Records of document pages

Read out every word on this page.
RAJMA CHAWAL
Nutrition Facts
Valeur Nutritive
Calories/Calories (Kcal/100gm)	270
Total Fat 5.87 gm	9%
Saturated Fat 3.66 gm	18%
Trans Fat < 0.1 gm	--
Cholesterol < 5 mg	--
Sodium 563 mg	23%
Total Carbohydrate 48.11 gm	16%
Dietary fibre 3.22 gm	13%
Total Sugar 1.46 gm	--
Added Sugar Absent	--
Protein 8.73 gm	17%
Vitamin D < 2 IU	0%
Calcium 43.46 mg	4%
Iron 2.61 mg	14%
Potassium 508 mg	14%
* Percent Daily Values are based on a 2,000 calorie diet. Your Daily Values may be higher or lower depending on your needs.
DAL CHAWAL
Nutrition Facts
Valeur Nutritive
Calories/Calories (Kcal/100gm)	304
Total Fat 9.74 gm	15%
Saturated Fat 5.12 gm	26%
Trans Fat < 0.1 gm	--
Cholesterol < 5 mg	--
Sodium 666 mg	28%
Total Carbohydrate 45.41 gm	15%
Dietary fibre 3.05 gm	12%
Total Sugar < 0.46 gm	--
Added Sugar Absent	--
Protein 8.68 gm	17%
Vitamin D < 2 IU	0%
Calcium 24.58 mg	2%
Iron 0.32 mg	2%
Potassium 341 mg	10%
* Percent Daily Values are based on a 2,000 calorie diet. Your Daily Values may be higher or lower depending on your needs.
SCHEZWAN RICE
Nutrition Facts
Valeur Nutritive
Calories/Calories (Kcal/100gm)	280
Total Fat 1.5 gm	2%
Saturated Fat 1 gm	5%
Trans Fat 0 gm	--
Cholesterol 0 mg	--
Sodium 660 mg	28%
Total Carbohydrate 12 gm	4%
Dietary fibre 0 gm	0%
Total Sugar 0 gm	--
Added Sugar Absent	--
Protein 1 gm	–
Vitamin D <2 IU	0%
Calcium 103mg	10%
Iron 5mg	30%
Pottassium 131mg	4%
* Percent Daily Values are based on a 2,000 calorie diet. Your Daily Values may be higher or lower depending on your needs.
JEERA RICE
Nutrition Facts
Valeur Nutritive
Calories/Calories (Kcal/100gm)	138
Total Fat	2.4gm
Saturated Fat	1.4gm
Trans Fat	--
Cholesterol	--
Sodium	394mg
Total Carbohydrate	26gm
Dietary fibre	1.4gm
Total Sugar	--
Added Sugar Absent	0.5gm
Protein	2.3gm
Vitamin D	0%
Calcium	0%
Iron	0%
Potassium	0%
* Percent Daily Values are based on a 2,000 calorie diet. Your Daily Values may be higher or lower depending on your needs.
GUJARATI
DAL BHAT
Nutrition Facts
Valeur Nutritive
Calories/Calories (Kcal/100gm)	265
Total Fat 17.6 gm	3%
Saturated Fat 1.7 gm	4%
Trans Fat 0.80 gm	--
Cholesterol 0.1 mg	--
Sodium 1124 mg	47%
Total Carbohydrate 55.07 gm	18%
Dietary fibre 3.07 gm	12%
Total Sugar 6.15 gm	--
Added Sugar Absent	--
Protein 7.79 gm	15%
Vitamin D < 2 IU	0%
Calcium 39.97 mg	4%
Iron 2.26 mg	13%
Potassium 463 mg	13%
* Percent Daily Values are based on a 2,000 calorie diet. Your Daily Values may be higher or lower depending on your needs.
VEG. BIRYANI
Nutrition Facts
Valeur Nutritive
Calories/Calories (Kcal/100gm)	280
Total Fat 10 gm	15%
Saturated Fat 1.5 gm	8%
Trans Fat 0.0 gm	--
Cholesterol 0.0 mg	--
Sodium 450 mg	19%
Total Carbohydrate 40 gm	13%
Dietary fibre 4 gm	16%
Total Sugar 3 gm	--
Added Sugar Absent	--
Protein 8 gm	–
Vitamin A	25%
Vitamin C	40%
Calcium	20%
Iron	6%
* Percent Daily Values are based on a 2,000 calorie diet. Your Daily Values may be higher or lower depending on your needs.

--

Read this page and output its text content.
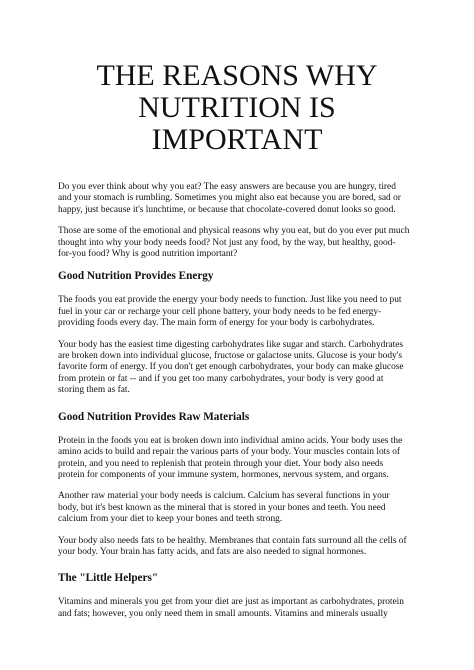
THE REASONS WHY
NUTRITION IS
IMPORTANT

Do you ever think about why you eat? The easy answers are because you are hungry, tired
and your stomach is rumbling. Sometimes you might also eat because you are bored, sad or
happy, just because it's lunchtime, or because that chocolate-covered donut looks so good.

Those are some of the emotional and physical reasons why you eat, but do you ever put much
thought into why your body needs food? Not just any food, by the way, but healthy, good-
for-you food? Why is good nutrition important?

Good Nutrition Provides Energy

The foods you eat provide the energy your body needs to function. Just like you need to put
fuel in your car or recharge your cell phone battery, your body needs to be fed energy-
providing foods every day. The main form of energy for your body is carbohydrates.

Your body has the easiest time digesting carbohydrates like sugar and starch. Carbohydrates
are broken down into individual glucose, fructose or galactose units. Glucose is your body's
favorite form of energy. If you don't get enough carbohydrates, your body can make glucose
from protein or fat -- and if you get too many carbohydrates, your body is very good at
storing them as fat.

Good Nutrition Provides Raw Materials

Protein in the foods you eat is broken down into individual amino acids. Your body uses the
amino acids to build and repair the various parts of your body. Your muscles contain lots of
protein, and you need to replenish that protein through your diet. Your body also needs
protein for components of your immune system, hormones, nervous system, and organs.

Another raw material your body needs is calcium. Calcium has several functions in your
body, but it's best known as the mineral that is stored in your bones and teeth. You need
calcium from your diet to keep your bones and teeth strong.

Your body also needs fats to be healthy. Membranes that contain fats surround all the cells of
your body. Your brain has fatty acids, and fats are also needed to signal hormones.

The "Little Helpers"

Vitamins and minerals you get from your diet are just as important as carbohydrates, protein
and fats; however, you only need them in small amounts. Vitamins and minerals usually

...

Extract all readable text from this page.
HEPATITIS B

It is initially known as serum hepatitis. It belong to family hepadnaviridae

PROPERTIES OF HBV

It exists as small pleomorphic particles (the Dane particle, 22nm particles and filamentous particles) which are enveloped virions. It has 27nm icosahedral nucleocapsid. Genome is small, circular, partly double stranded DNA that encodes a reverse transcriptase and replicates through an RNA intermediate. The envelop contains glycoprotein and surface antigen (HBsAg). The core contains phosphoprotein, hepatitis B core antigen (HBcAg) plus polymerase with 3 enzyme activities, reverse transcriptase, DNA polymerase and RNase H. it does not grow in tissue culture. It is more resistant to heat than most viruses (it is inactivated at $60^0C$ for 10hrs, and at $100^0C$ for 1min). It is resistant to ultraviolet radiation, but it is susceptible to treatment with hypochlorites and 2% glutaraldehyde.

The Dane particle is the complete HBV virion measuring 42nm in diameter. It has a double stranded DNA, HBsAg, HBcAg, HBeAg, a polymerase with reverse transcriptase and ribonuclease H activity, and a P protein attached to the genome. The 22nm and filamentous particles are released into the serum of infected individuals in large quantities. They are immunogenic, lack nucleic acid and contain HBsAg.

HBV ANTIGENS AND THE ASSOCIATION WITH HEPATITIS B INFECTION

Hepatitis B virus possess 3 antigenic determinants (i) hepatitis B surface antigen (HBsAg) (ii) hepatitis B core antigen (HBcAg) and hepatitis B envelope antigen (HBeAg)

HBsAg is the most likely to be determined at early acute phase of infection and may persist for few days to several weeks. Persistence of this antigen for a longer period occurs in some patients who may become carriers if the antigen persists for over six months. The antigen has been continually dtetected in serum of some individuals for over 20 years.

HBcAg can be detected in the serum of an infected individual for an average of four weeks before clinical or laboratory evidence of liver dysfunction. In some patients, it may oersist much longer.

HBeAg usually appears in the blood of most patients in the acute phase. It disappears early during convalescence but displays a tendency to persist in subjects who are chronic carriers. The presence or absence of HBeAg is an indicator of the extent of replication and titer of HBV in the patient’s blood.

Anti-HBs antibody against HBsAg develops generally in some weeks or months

§ **EXERCISE DETAILS**: Which lines in the records above hold the string "early"? Copy each of them.

§ **TASK ANSWER**:
HBsAg is the most likely to be determined at early acute phase of infection and may persist for few days to several weeks. Persistence of this antigen for a longer period occurs in some patients who may become carriers if the antigen persists for over six months. The antigen has been continually dtetected in serum of some individuals for over 20 years.
HBeAg usually appears in the blood of most patients in the acute phase. It disappears early during convalescence but displays a tendency to persist in subjects who are chronic carriers. The presence or absence of HBeAg is an indicator of the extent of replication and titer of HBV in the patient’s blood.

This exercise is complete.